TASK DETAILS
Copy each line of the entries that contains the word "subheading".

== GIVEN ENTRIES ==

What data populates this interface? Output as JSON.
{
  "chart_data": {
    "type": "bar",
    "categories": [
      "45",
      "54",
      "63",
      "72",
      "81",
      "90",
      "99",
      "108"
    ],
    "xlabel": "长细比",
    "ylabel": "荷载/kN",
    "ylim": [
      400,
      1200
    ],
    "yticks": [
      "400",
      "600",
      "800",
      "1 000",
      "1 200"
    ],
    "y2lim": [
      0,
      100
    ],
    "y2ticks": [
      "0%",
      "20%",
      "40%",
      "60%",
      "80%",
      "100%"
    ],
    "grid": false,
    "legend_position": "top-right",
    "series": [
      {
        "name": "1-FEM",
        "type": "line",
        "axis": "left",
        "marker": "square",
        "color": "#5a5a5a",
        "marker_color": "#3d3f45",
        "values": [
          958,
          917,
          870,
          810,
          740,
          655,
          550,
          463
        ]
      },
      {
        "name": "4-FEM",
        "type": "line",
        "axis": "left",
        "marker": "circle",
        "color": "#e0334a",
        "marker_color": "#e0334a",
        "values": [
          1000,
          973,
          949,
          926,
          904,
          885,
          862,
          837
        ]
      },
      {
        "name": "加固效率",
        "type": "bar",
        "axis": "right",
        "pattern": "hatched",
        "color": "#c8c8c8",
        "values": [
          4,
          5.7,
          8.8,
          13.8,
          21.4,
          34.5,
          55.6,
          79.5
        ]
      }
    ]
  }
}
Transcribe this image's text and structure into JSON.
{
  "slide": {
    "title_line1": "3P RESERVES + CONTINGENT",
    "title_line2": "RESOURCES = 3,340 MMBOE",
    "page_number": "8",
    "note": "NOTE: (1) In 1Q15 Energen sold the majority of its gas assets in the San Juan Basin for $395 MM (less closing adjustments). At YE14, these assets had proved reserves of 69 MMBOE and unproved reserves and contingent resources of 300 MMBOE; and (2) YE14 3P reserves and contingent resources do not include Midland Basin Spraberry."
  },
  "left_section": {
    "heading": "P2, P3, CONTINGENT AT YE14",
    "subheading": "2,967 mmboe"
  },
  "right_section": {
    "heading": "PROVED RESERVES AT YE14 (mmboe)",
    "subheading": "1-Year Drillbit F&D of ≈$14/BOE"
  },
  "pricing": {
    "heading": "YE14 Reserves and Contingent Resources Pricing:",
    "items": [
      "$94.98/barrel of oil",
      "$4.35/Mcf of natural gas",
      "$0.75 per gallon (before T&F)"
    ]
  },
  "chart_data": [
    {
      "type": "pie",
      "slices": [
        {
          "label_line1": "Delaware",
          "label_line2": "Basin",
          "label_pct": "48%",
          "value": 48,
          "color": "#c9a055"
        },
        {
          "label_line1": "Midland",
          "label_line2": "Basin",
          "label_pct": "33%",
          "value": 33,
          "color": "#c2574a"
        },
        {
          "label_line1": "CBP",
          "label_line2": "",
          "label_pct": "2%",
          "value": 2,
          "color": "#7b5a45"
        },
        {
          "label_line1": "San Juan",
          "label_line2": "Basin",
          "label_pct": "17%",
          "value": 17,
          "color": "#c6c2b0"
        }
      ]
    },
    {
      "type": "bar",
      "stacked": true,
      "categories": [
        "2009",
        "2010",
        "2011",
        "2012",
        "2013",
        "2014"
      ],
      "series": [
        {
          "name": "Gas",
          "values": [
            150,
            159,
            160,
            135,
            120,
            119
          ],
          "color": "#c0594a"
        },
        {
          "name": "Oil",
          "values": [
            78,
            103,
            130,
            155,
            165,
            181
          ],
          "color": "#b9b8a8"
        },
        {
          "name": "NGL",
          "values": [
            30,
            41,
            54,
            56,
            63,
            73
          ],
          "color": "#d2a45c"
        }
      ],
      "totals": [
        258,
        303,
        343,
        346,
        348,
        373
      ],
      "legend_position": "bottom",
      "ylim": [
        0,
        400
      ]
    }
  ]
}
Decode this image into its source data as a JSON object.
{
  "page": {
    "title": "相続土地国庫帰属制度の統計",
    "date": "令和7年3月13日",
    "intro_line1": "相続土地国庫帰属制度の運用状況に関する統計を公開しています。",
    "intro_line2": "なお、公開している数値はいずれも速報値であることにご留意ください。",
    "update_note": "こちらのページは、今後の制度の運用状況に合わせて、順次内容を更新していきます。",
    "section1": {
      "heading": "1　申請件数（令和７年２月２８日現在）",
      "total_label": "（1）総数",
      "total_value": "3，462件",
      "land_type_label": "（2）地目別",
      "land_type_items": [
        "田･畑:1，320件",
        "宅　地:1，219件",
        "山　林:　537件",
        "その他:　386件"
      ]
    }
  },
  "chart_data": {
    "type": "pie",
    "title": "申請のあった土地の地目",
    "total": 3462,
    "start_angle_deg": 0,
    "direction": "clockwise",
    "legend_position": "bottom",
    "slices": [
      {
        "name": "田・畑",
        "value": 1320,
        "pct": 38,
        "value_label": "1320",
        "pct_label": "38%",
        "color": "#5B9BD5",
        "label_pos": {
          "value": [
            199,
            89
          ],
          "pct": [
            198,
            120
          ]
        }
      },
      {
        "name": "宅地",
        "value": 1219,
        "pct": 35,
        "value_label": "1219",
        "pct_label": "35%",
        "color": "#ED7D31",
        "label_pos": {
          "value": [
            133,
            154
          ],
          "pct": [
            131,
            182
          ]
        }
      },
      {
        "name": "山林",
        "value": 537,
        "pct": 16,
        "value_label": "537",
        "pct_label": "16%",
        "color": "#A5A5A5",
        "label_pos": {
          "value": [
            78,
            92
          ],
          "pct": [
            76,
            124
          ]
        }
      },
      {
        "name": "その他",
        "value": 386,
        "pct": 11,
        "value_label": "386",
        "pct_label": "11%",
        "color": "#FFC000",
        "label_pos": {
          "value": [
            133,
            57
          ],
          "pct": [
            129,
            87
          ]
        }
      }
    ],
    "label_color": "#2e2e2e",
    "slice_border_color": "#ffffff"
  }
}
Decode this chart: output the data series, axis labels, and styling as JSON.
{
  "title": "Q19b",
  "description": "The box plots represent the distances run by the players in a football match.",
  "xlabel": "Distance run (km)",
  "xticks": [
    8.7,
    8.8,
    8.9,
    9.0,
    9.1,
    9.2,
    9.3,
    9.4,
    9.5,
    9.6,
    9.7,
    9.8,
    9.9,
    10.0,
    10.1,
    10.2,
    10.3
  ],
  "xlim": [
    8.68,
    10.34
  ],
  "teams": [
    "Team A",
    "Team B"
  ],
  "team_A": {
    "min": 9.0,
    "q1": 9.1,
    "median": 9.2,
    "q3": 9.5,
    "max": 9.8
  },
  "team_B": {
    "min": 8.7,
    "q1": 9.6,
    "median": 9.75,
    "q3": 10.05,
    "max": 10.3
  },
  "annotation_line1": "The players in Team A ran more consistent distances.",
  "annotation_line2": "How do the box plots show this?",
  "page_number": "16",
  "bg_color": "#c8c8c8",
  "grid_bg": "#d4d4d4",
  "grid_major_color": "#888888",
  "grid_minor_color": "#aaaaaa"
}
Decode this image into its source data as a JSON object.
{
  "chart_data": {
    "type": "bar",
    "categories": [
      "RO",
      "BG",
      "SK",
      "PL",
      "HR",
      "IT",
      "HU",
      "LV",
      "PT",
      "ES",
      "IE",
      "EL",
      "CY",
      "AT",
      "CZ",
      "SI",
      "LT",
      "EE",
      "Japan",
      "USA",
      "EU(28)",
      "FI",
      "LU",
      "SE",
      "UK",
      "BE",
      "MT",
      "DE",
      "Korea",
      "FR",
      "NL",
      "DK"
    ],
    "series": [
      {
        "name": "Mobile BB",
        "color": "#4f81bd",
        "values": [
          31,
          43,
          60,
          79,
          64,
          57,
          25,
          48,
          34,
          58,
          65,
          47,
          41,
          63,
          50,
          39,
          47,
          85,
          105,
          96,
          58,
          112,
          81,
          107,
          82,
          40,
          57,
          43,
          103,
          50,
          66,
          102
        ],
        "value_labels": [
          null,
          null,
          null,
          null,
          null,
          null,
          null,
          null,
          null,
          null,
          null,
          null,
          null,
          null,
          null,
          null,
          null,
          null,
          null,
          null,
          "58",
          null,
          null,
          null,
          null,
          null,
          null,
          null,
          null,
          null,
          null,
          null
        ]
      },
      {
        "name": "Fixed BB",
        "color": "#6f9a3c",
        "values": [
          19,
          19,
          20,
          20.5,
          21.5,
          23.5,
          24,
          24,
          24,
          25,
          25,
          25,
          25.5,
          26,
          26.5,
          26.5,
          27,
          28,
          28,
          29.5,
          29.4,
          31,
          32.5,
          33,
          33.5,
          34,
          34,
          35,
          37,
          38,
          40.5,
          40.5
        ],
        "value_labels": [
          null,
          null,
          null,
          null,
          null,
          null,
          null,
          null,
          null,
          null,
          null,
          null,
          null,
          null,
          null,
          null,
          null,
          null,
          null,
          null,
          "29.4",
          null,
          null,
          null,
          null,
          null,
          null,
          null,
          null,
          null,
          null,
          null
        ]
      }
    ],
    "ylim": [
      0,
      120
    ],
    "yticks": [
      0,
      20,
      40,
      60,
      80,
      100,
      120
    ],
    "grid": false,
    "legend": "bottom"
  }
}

===

OUTPUT OF THE EXERCISE
    "subheading": "2,967 mmboe"
    "subheading": "1-Year Drillbit F&D of ≈$14/BOE"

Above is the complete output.